Entries taken from a collection
━━━━━━━━

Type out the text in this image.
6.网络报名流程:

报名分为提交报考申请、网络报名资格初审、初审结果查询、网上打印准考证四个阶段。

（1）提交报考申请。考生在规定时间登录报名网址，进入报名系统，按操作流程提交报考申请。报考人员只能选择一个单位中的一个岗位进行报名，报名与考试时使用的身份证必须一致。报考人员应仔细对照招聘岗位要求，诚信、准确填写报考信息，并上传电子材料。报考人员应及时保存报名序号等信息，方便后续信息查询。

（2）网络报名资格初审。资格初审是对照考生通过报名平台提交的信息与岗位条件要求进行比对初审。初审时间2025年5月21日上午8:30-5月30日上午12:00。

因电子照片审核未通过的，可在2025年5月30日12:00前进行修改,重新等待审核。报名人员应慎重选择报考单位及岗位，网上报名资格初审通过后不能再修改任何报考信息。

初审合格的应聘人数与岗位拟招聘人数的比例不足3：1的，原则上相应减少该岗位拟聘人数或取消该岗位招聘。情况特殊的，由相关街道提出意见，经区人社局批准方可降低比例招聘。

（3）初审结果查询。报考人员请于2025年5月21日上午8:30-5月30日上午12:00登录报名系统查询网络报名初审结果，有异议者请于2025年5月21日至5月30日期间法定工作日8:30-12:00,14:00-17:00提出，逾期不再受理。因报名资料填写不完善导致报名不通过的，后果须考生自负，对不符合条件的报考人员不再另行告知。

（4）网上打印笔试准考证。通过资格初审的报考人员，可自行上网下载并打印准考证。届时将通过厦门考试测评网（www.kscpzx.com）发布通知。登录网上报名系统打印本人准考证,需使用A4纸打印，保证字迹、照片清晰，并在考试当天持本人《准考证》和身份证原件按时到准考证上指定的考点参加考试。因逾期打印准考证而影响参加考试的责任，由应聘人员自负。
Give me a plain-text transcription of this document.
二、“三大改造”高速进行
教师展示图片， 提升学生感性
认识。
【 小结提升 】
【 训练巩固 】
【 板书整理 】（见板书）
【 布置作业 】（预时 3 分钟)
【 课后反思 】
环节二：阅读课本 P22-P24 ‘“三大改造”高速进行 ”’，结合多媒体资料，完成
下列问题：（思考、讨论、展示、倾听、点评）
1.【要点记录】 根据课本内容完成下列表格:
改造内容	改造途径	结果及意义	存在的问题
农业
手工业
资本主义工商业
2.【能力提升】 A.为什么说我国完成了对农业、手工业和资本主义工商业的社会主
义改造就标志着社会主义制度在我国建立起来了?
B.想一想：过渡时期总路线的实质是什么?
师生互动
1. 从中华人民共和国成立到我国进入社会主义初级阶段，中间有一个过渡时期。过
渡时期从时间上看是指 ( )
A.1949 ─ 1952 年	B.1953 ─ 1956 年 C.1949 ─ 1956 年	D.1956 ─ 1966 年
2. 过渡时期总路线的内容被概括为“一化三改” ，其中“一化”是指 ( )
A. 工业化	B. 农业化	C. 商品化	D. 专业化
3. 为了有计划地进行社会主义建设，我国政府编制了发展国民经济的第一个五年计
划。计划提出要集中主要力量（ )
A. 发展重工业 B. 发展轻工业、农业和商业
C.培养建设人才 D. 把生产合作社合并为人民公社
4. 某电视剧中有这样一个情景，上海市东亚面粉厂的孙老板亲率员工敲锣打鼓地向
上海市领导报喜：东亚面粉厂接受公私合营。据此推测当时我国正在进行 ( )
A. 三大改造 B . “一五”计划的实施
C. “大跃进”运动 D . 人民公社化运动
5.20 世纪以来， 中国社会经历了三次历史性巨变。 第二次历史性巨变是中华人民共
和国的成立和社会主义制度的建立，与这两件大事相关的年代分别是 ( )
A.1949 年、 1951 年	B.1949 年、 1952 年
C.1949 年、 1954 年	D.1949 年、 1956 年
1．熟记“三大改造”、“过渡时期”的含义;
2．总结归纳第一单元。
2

━━━━━━━━

**WHAT TO DO:** Write out all the records above again, exactly as they stand.

**WRITTEN ANSWER:**
Type out the text in this image.
6.网络报名流程:

报名分为提交报考申请、网络报名资格初审、初审结果查询、网上打印准考证四个阶段。

（1）提交报考申请。考生在规定时间登录报名网址，进入报名系统，按操作流程提交报考申请。报考人员只能选择一个单位中的一个岗位进行报名，报名与考试时使用的身份证必须一致。报考人员应仔细对照招聘岗位要求，诚信、准确填写报考信息，并上传电子材料。报考人员应及时保存报名序号等信息，方便后续信息查询。

（2）网络报名资格初审。资格初审是对照考生通过报名平台提交的信息与岗位条件要求进行比对初审。初审时间2025年5月21日上午8:30-5月30日上午12:00。

因电子照片审核未通过的，可在2025年5月30日12:00前进行修改,重新等待审核。报名人员应慎重选择报考单位及岗位，网上报名资格初审通过后不能再修改任何报考信息。

初审合格的应聘人数与岗位拟招聘人数的比例不足3：1的，原则上相应减少该岗位拟聘人数或取消该岗位招聘。情况特殊的，由相关街道提出意见，经区人社局批准方可降低比例招聘。

（3）初审结果查询。报考人员请于2025年5月21日上午8:30-5月30日上午12:00登录报名系统查询网络报名初审结果，有异议者请于2025年5月21日至5月30日期间法定工作日8:30-12:00,14:00-17:00提出，逾期不再受理。因报名资料填写不完善导致报名不通过的，后果须考生自负，对不符合条件的报考人员不再另行告知。

（4）网上打印笔试准考证。通过资格初审的报考人员，可自行上网下载并打印准考证。届时将通过厦门考试测评网（www.kscpzx.com）发布通知。登录网上报名系统打印本人准考证,需使用A4纸打印，保证字迹、照片清晰，并在考试当天持本人《准考证》和身份证原件按时到准考证上指定的考点参加考试。因逾期打印准考证而影响参加考试的责任，由应聘人员自负。
Give me a plain-text transcription of this document.
二、“三大改造”高速进行
教师展示图片， 提升学生感性
认识。
【 小结提升 】
【 训练巩固 】
【 板书整理 】（见板书）
【 布置作业 】（预时 3 分钟)
【 课后反思 】
环节二：阅读课本 P22-P24 ‘“三大改造”高速进行 ”’，结合多媒体资料，完成
下列问题：（思考、讨论、展示、倾听、点评）
1.【要点记录】 根据课本内容完成下列表格:
改造内容	改造途径	结果及意义	存在的问题
农业
手工业
资本主义工商业
2.【能力提升】 A.为什么说我国完成了对农业、手工业和资本主义工商业的社会主
义改造就标志着社会主义制度在我国建立起来了?
B.想一想：过渡时期总路线的实质是什么?
师生互动
1. 从中华人民共和国成立到我国进入社会主义初级阶段，中间有一个过渡时期。过
渡时期从时间上看是指 ( )
A.1949 ─ 1952 年	B.1953 ─ 1956 年 C.1949 ─ 1956 年	D.1956 ─ 1966 年
2. 过渡时期总路线的内容被概括为“一化三改” ，其中“一化”是指 ( )
A. 工业化	B. 农业化	C. 商品化	D. 专业化
3. 为了有计划地进行社会主义建设，我国政府编制了发展国民经济的第一个五年计
划。计划提出要集中主要力量（ )
A. 发展重工业 B. 发展轻工业、农业和商业
C.培养建设人才 D. 把生产合作社合并为人民公社
4. 某电视剧中有这样一个情景，上海市东亚面粉厂的孙老板亲率员工敲锣打鼓地向
上海市领导报喜：东亚面粉厂接受公私合营。据此推测当时我国正在进行 ( )
A. 三大改造 B . “一五”计划的实施
C. “大跃进”运动 D . 人民公社化运动
5.20 世纪以来， 中国社会经历了三次历史性巨变。 第二次历史性巨变是中华人民共
和国的成立和社会主义制度的建立，与这两件大事相关的年代分别是 ( )
A.1949 年、 1951 年	B.1949 年、 1952 年
C.1949 年、 1954 年	D.1949 年、 1956 年
1．熟记“三大改造”、“过渡时期”的含义;
2．总结归纳第一单元。
2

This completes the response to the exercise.